Exercise requirements.
Find the string "Search" and gather every line that holds it.

— start Data shown —

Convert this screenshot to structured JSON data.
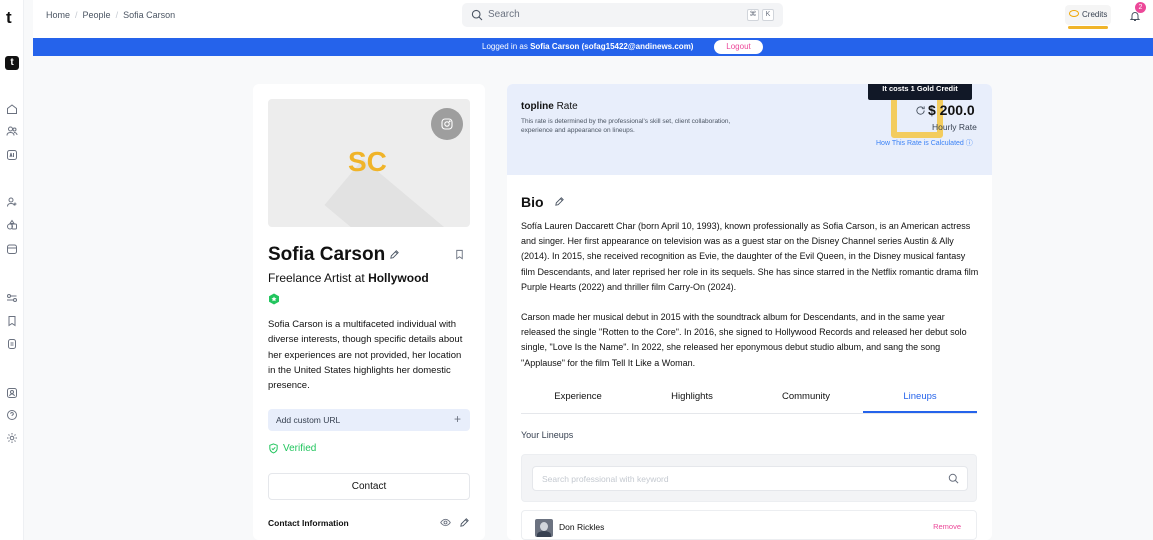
{
  "app": {
    "logo_letter": "t",
    "logo_box_letter": "t"
  },
  "nav": {
    "breadcrumb": [
      "Home",
      "People",
      "Sofia Carson"
    ],
    "search_placeholder": "Search",
    "kbd_keys": [
      "⌘",
      "K"
    ],
    "credits_label": "Credits",
    "notifications_count": "2"
  },
  "banner": {
    "message_prefix": "Logged in as",
    "user": "Sofia Carson (sofag15422@andinews.com)",
    "logout_label": "Logout"
  },
  "profile": {
    "initials": "SC",
    "name": "Sofia Carson",
    "role_prefix": "Freelance Artist at",
    "company": "Hollywood",
    "about": "Sofia Carson is a multifaceted individual with diverse interests, though specific details about her experiences are not provided, her location in the United States highlights her domestic presence.",
    "custom_url_label": "Add custom URL",
    "custom_url_plus": "+",
    "verified_label": "Verified",
    "contact_button": "Contact",
    "contact_info_label": "Contact Information"
  },
  "rate": {
    "brand": "topline",
    "title_suffix": "Rate",
    "description": "This rate is determined by the professional's skill set, client collaboration, experience and appearance on lineups.",
    "tooltip": "It costs 1 Gold Credit",
    "amount": "$ 200.0",
    "unit": "Hourly Rate",
    "link": "How This Rate is Calculated"
  },
  "bio": {
    "heading": "Bio",
    "paragraphs": [
      "Sofía Lauren Daccarett Char (born April 10, 1993), known professionally as Sofia Carson, is an American actress and singer. Her first appearance on television was as a guest star on the Disney Channel series Austin & Ally (2014). In 2015, she received recognition as Evie, the daughter of the Evil Queen, in the Disney musical fantasy film Descendants, and later reprised her role in its sequels. She has since starred in the Netflix romantic drama film Purple Hearts (2022) and thriller film Carry-On (2024).",
      "Carson made her musical debut in 2015 with the soundtrack album for Descendants, and in the same year released the single \"Rotten to the Core\". In 2016, she signed to Hollywood Records and released her debut solo single, \"Love Is the Name\". In 2022, she released her eponymous debut studio album, and sang the song \"Applause\" for the film Tell It Like a Woman."
    ]
  },
  "tabs": [
    {
      "label": "Experience",
      "active": false
    },
    {
      "label": "Highlights",
      "active": false
    },
    {
      "label": "Community",
      "active": false
    },
    {
      "label": "Lineups",
      "active": true
    }
  ],
  "lineups": {
    "heading": "Your Lineups",
    "search_placeholder": "Search professional with keyword",
    "items": [
      {
        "name": "Don Rickles",
        "action": "Remove"
      }
    ]
  },
  "colors": {
    "accent": "#2563eb",
    "gold": "#f0b429",
    "pink": "#ec4899",
    "verified": "#22c55e"
  }
}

— end Data shown —

Answer for this exercise.
    "search_placeholder": "Search",
    "search_placeholder": "Search professional with keyword",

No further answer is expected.